• _Data records_:
>> Begin

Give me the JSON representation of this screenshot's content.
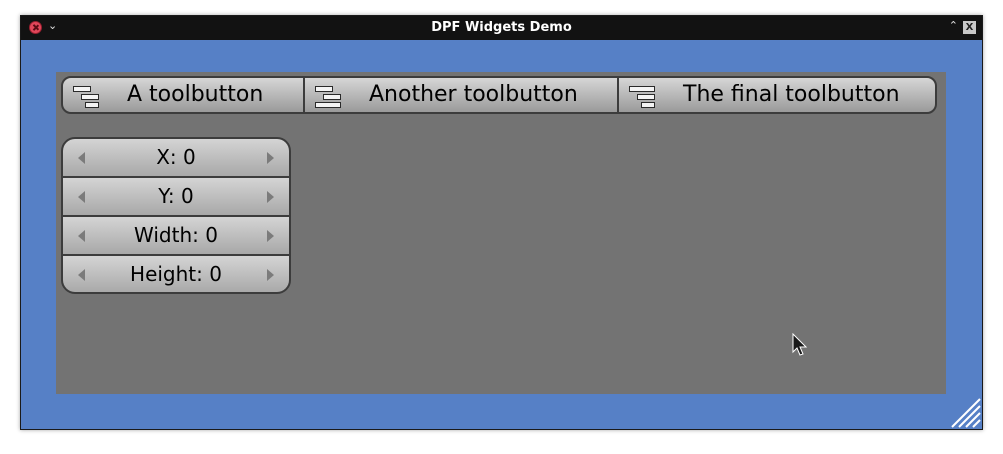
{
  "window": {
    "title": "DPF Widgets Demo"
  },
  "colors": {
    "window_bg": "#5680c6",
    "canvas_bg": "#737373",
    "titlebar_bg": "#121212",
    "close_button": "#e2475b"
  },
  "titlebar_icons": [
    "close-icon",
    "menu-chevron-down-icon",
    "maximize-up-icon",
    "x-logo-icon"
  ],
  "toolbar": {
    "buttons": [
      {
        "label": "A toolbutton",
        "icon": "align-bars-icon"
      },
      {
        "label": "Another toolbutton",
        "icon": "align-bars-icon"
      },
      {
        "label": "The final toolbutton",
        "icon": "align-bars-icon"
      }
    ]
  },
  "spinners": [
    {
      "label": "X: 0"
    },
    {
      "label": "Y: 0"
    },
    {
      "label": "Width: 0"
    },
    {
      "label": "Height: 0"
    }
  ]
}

>> End
>> Begin

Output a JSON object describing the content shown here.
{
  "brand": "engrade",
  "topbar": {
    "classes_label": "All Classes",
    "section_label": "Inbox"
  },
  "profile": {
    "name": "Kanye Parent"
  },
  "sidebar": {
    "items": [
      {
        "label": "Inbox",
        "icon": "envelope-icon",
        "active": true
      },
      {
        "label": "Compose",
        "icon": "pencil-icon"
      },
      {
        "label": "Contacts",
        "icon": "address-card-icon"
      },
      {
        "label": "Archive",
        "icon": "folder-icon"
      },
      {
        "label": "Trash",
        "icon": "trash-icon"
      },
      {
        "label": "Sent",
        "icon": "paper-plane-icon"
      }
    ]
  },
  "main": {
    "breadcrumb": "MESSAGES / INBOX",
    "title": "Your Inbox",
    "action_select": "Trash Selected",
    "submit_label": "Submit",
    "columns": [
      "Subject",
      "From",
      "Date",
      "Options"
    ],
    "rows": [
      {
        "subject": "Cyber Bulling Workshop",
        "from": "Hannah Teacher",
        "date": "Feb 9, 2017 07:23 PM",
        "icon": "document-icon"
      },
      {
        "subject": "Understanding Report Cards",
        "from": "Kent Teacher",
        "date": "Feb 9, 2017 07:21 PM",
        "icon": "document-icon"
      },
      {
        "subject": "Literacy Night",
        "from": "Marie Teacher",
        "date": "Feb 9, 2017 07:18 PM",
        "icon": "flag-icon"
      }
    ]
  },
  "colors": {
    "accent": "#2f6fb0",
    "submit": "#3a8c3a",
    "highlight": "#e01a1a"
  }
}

>> End
>> Begin

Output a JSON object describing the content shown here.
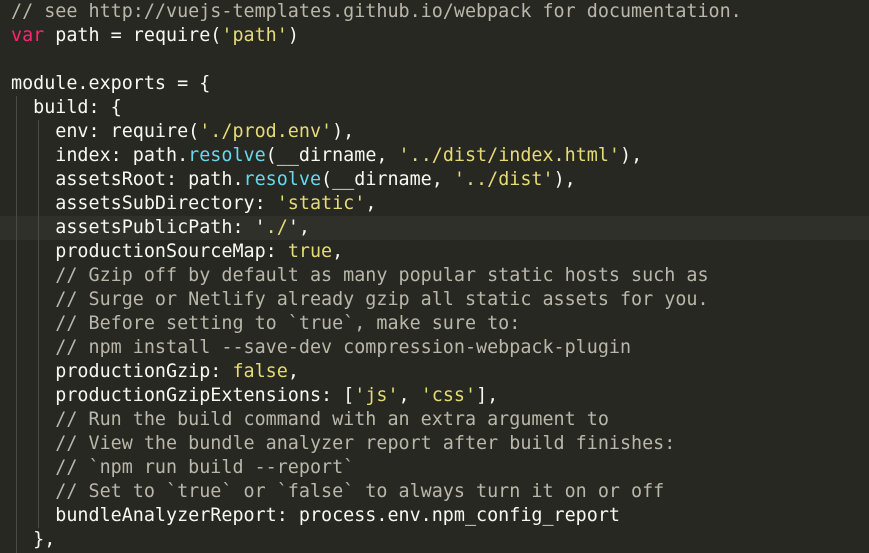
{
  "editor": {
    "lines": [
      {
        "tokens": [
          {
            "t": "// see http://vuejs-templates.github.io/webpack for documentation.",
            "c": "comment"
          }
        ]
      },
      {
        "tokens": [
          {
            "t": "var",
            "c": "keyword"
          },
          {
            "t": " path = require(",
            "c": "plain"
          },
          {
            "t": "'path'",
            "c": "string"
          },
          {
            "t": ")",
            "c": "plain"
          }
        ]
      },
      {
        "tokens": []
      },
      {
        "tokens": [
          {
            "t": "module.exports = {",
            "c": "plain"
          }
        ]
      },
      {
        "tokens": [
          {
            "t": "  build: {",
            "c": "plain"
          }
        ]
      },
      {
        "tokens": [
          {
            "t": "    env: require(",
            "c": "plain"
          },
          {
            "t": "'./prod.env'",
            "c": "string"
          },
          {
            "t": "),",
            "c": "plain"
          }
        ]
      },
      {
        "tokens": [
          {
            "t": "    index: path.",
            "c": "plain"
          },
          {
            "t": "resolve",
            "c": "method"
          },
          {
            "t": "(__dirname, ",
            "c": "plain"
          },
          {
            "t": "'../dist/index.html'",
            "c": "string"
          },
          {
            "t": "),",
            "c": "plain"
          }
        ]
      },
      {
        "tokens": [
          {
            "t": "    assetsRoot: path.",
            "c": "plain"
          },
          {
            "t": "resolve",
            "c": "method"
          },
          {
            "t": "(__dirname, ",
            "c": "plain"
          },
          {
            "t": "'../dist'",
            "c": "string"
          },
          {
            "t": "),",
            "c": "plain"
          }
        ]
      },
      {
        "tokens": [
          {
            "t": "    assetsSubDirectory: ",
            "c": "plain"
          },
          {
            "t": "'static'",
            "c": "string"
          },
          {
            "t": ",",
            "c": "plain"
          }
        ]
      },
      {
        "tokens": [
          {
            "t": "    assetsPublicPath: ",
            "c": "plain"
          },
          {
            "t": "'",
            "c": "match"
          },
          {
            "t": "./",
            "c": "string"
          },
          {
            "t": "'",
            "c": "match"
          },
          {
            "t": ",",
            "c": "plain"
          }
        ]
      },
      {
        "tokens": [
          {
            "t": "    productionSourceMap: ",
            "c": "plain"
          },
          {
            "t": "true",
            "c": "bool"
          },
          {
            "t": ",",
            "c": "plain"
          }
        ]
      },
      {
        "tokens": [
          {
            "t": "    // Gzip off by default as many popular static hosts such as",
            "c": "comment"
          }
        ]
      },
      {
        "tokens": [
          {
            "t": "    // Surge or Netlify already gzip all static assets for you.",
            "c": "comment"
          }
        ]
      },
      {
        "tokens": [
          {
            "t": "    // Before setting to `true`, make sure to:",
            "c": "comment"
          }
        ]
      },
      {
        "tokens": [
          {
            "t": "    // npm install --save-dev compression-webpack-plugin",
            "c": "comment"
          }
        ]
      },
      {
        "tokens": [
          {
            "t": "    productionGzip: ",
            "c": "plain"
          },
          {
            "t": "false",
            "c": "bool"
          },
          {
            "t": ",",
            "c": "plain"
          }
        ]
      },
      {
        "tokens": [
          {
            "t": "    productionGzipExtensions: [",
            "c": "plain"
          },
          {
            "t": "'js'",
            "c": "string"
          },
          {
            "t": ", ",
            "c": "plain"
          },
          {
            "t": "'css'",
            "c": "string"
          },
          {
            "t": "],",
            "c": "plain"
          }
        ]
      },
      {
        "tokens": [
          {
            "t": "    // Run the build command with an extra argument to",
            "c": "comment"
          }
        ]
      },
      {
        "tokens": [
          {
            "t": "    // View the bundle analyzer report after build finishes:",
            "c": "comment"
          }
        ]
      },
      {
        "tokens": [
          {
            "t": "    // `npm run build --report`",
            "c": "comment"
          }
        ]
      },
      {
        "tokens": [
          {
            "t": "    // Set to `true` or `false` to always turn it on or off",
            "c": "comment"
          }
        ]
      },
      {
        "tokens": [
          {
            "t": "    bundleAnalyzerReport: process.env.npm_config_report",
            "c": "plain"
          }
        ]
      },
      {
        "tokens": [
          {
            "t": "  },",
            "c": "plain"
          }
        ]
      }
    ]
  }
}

>> End

• _Problem description_:
Filter the data, keeping only the lines that contain "toolbutton".

• _Response to this exercise_:
        "label": "A toolbutton",
        "label": "Another toolbutton",
        "label": "The final toolbutton",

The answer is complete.